▶ Short problem
From the data that follows, report how many lines hold the string "shortcut", giving only the number.

▶ Input rows
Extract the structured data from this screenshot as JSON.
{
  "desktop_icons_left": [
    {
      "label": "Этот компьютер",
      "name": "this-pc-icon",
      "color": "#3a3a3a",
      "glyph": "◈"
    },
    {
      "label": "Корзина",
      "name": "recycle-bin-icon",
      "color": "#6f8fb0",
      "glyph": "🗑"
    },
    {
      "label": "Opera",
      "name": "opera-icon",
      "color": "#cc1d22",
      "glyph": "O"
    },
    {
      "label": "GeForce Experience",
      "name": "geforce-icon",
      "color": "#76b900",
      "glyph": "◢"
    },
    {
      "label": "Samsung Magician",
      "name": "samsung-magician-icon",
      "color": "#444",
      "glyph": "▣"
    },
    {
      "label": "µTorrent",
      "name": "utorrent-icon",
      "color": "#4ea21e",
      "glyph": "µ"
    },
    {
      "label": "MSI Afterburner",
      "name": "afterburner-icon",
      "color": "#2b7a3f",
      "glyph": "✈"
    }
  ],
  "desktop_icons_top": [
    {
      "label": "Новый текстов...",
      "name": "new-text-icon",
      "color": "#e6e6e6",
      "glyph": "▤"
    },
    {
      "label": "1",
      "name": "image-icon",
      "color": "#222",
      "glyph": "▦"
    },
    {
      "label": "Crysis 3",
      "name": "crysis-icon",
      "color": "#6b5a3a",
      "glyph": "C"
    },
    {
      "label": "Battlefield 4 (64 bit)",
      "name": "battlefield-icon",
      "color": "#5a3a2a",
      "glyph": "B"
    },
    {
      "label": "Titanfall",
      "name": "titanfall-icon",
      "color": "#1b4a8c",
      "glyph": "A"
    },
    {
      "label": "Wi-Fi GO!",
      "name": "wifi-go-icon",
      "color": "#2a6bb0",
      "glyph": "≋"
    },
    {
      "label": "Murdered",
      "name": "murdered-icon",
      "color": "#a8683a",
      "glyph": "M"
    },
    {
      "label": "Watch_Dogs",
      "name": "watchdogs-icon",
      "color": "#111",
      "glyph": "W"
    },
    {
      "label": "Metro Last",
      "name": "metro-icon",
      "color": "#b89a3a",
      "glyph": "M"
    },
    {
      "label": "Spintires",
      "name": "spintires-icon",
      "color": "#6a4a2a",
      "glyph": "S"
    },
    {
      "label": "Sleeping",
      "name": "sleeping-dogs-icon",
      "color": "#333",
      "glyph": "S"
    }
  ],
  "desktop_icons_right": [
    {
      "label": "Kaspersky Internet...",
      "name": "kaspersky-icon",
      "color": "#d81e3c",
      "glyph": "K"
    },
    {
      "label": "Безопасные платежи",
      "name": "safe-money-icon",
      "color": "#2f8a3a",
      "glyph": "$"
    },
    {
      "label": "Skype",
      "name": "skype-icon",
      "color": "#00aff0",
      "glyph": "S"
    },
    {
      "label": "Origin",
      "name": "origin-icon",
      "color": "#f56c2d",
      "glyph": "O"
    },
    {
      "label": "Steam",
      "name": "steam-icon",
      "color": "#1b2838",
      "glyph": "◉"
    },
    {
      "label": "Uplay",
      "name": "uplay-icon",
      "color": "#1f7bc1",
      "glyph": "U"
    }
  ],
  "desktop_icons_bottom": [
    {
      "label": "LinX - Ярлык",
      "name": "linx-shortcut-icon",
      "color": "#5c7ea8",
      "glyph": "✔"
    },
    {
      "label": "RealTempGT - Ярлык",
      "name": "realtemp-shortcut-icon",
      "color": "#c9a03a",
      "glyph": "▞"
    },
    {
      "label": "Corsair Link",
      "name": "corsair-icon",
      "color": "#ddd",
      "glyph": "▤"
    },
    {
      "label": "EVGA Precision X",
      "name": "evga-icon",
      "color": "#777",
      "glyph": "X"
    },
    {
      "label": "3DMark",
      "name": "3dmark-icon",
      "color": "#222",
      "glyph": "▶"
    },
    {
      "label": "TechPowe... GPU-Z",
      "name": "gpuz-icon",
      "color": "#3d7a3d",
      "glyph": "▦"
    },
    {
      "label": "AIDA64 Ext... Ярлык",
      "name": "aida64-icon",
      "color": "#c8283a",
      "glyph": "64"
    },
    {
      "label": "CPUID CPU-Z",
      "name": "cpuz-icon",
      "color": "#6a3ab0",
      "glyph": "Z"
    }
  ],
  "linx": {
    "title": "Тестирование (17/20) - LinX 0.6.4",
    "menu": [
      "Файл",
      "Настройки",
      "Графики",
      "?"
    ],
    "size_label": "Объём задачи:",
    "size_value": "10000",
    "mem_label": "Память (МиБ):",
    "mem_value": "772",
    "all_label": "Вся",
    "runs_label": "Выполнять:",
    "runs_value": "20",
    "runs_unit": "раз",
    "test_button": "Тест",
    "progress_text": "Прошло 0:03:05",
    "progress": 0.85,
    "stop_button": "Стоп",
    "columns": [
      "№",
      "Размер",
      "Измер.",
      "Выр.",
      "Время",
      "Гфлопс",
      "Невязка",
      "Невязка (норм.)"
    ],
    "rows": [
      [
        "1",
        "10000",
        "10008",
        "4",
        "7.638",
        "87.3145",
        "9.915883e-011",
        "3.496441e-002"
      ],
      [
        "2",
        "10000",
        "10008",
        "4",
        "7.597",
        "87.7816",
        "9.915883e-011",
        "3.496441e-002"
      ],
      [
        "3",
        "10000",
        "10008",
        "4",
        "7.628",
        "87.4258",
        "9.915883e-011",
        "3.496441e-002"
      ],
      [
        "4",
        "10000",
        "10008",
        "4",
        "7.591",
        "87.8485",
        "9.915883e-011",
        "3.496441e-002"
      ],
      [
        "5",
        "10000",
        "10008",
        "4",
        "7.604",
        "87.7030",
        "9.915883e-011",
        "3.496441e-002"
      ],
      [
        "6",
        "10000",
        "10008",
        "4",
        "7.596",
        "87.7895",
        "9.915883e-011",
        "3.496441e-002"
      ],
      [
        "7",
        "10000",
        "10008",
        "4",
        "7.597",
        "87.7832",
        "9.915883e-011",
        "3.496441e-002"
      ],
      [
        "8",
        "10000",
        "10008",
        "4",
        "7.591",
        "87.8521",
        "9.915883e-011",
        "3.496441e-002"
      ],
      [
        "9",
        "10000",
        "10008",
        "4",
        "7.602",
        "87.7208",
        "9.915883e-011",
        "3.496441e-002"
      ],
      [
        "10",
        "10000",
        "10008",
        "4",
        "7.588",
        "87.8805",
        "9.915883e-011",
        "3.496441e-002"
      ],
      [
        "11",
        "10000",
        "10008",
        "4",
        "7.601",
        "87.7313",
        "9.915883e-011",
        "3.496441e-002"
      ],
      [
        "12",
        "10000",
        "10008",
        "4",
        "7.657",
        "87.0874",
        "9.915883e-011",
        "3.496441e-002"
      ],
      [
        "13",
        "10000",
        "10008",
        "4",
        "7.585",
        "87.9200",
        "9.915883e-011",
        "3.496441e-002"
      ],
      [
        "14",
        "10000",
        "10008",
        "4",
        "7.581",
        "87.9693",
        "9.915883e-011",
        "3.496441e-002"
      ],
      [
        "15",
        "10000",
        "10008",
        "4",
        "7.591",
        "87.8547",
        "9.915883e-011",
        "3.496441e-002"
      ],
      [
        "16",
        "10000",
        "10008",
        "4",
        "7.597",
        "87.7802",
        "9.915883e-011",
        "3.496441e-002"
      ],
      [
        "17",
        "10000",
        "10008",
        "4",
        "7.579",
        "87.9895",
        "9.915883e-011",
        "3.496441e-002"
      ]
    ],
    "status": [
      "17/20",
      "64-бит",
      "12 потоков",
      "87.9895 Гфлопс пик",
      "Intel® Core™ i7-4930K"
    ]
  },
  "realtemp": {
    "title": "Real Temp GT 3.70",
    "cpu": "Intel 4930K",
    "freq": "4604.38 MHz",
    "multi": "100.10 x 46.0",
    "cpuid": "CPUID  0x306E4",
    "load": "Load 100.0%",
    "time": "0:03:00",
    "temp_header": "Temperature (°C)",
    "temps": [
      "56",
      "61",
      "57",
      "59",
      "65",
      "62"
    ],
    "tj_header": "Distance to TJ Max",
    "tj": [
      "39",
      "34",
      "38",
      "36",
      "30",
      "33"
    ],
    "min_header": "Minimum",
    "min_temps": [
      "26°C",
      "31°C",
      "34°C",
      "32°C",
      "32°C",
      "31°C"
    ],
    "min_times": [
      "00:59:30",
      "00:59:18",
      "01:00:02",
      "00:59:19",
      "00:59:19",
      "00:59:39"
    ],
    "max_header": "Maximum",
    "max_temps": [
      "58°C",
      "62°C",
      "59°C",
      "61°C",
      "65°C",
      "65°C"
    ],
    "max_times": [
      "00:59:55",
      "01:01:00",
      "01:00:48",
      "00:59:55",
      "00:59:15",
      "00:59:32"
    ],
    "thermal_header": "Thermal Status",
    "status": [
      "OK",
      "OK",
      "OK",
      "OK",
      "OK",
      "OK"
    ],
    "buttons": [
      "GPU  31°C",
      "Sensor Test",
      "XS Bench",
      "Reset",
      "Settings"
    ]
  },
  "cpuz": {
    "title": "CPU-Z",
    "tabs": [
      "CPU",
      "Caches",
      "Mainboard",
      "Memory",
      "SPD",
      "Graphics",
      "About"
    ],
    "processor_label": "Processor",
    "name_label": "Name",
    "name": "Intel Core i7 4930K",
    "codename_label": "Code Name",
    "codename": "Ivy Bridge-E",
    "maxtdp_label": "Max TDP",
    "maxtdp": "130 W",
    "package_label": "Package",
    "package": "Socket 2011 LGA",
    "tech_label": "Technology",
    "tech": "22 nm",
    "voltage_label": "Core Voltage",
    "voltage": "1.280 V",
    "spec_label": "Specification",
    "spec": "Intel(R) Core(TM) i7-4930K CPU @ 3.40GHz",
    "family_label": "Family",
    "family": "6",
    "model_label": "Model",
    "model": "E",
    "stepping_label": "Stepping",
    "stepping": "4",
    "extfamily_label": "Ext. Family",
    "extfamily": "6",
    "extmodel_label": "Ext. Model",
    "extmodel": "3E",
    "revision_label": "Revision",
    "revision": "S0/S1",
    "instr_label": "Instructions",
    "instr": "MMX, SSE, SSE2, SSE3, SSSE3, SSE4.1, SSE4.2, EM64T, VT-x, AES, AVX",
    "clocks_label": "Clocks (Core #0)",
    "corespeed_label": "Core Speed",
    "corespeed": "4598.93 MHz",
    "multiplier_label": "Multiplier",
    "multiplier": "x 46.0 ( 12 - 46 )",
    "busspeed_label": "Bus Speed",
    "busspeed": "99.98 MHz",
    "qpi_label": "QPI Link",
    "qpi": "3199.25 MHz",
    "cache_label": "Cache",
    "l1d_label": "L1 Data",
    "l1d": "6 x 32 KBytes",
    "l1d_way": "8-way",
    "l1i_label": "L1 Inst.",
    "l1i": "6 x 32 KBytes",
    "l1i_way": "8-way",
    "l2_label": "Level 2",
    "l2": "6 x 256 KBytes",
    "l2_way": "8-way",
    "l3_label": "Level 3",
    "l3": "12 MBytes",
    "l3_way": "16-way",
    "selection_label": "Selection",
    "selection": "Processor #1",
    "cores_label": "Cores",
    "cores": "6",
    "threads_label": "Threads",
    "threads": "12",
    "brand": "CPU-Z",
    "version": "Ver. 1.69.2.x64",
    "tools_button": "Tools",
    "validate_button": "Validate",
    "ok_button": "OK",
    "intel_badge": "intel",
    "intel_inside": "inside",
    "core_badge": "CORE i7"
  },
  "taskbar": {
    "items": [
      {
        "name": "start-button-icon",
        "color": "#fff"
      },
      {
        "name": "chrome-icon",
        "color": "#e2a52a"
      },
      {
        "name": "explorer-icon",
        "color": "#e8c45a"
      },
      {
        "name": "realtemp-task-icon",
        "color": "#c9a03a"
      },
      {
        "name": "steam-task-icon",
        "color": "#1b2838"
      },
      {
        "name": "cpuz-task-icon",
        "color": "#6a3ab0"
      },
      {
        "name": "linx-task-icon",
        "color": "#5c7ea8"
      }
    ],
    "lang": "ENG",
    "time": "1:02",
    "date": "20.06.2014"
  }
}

▶ Task result
2